_What the task requires:_
Indicate only the number of lines in the listing below in which the word "stylesheet" appears.

_Task material:_
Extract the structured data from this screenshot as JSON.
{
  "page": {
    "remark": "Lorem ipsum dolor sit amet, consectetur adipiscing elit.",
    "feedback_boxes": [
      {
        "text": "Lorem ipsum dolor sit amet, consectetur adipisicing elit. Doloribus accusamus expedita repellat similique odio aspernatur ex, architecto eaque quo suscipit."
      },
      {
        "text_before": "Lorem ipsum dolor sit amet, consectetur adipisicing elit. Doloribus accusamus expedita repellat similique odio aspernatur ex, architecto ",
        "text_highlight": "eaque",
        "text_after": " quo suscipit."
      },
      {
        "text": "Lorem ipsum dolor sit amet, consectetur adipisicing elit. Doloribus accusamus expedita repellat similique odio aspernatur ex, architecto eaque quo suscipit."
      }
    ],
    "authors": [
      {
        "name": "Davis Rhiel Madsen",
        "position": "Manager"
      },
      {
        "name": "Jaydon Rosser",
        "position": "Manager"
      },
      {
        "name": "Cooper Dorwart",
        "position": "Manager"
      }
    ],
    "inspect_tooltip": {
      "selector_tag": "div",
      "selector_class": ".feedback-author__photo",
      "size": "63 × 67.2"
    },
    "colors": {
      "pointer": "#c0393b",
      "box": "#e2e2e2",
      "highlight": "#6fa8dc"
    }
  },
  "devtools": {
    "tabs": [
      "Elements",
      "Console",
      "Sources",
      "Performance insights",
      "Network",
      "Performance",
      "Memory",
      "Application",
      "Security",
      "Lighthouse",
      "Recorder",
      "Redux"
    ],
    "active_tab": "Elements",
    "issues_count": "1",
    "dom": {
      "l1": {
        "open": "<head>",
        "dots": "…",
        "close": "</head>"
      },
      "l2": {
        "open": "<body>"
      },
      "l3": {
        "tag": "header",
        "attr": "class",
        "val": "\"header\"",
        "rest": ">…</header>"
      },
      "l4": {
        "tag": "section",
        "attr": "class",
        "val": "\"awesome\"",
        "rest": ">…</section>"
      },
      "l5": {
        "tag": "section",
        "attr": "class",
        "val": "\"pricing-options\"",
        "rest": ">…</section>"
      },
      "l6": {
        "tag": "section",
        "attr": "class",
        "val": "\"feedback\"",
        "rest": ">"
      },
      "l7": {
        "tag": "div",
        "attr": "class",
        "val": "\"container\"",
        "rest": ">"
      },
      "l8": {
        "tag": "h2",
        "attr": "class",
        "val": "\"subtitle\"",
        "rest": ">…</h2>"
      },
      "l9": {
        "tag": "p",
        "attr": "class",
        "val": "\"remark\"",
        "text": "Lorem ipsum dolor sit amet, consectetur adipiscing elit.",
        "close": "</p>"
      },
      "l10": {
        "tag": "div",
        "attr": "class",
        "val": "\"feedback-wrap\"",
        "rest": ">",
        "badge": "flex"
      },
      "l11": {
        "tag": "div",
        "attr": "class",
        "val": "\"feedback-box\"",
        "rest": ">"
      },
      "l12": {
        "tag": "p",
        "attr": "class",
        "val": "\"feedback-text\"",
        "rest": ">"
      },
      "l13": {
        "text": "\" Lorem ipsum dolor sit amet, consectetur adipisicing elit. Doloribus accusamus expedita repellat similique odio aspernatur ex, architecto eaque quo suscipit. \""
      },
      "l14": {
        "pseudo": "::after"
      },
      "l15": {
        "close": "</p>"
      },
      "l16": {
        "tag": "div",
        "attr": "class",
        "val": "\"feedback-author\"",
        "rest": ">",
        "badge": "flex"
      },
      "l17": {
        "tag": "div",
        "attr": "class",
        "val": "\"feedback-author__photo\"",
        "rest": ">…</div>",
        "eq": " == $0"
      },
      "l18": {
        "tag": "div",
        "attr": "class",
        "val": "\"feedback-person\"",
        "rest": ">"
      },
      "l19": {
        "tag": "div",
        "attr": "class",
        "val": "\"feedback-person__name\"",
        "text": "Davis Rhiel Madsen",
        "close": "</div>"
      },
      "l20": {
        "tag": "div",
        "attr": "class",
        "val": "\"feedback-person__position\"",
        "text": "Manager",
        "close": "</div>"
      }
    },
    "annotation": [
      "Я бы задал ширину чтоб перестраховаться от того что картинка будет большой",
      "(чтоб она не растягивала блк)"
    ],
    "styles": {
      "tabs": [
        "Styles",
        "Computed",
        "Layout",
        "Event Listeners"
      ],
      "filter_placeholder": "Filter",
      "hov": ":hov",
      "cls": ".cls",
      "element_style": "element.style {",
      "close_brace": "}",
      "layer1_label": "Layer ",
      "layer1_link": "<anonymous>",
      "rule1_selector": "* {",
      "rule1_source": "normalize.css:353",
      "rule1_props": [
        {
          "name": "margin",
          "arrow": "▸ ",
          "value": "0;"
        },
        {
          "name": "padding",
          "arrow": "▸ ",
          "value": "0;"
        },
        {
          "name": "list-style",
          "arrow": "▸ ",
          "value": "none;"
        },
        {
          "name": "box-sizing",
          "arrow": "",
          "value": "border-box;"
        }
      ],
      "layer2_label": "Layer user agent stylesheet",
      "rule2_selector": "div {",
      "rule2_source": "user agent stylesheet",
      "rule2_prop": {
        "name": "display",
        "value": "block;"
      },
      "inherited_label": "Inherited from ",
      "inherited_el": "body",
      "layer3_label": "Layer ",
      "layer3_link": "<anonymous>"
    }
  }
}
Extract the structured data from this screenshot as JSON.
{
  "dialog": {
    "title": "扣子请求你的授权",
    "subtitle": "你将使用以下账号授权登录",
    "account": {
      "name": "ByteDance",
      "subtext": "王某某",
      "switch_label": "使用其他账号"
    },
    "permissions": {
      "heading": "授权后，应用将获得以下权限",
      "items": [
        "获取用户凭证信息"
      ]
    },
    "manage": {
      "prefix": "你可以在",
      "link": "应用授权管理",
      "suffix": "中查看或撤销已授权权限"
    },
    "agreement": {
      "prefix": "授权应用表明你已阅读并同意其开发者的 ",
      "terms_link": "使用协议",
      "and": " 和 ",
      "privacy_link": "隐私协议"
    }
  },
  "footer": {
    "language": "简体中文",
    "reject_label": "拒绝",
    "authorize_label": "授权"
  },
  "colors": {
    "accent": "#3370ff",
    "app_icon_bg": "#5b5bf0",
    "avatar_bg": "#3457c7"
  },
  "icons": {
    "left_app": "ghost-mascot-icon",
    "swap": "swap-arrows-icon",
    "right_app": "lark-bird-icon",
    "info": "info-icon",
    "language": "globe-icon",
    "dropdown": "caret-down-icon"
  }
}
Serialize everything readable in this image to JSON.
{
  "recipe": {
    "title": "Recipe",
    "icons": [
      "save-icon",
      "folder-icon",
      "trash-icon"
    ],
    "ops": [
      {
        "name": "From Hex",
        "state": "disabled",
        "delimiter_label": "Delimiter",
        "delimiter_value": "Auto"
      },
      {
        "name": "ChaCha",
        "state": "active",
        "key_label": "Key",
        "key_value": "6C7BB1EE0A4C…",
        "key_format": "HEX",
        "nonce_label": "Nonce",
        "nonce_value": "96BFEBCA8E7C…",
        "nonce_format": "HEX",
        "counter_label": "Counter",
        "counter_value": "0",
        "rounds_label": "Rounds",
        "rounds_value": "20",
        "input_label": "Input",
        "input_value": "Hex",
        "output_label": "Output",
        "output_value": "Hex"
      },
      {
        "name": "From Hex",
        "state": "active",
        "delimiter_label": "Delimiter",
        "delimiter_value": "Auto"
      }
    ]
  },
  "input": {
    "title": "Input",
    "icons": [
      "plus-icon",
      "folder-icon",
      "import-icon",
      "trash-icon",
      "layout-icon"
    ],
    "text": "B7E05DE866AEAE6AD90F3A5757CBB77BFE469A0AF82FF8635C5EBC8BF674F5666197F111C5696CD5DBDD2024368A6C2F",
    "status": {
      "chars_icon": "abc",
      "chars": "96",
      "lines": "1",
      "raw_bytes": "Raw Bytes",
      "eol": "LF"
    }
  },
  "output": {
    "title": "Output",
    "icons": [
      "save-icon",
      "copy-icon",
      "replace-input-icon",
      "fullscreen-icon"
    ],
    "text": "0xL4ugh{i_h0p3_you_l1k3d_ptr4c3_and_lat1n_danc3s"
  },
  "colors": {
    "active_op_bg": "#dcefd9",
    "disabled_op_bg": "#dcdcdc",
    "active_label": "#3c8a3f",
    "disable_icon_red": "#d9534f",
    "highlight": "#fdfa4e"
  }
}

_Result for this exercise:_
2